* [AIM]
Answer these from the passage on processing sorted queries with a min heap:
(a) When does an interval become relevant to the current query value?
(b) What does the heap use as the priority for each interval?
(c) Which intervals are removed from the heap as invalid?

* [PAGE TEXT]
[Begin]
The key observation is that the order in which we process queries doesn't affect the final answer - we just need to return results in the original query order. This opens up an optimization opportunity: we can sort the queries and process them in ascending order.

Why is sorting helpful? Consider processing queries from smallest to largest. As we move to larger query values, we can incrementally add intervals that might be relevant. An interval becomes relevant when its left endpoint is less than or equal to the current query value. Once an interval's left endpoint satisfies this condition for a query value x, it will continue to satisfy it for all larger query values.

This suggests a sweep line approach: as we process queries in ascending order, we can maintain a set of "active" intervals - those whose left endpoints we've already passed. We add intervals to this set as their left endpoints become less than or equal to the current query.

However, not all active intervals are valid for the current query. An interval is only valid if it also contains the query value on the right side, meaning right_i >= query. Intervals that end before the current query value should be removed from consideration.

To efficiently track and retrieve the smallest valid interval, we use a min heap. The heap stores intervals by their size (as the priority) along with their right endpoint. This allows us to:

  1. Quickly access the smallest interval (heap top)
  2. Remove intervals that have become invalid (right endpoint < current query)

The algorithm naturally handles the incremental nature of the problem: as we move through sorted queries, we incrementally add new intervals that become relevant and remove old intervals that are no longer valid, maintaining an optimal set of candidates at each step.
[End]
* [SUPPLIED INFORMATION]
[Begin]
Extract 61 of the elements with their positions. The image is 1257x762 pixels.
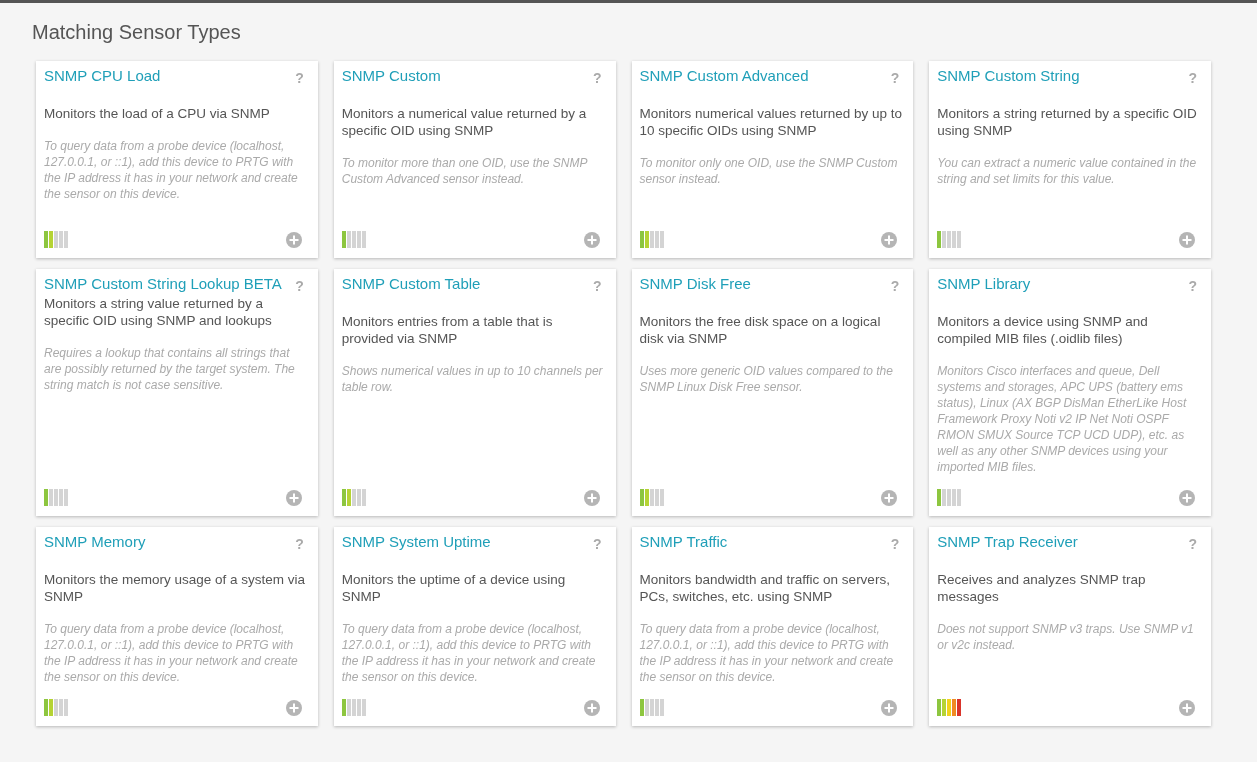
[End]
* [SOLUTION TO THE PROBLEM]
(a) An interval becomes relevant when its left endpoint is less than or equal to the current query value.
(b) The heap uses the interval's size as the priority.
(c) Intervals whose right endpoint is less than the current query are removed.